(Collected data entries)
------------------------------------------------

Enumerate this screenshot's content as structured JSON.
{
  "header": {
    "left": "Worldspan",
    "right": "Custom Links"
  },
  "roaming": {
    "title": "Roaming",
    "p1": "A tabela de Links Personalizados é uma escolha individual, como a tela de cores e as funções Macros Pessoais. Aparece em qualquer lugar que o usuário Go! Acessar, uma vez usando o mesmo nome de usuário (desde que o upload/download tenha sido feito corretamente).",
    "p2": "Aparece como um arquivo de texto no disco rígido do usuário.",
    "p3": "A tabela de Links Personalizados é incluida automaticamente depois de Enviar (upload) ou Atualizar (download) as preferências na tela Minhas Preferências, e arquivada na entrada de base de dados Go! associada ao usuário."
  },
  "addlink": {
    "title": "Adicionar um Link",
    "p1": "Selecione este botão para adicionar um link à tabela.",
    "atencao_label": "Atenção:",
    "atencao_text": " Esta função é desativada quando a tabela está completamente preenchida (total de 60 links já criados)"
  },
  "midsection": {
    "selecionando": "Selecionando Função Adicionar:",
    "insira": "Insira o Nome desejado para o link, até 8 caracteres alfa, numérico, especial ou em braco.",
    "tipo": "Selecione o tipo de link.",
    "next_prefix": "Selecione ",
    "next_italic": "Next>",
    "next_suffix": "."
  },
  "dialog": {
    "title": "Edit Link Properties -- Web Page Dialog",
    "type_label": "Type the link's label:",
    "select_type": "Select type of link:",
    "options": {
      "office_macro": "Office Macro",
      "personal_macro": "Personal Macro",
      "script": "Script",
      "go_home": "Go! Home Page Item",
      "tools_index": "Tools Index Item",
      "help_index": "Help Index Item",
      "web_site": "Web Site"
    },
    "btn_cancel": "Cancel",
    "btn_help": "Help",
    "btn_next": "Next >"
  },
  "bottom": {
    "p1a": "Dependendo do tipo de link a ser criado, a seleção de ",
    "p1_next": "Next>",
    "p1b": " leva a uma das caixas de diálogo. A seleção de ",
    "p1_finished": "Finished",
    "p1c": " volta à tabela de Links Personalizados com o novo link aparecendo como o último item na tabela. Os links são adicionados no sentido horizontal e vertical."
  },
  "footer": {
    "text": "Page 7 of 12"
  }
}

------------------------------------------------

● To be done:
Search the data for "Page" and list every line in which it occurs.

● Answer for this exercise:
    "title": "Edit Link Properties -- Web Page Dialog",
      "go_home": "Go! Home Page Item",
    "text": "Page 7 of 12"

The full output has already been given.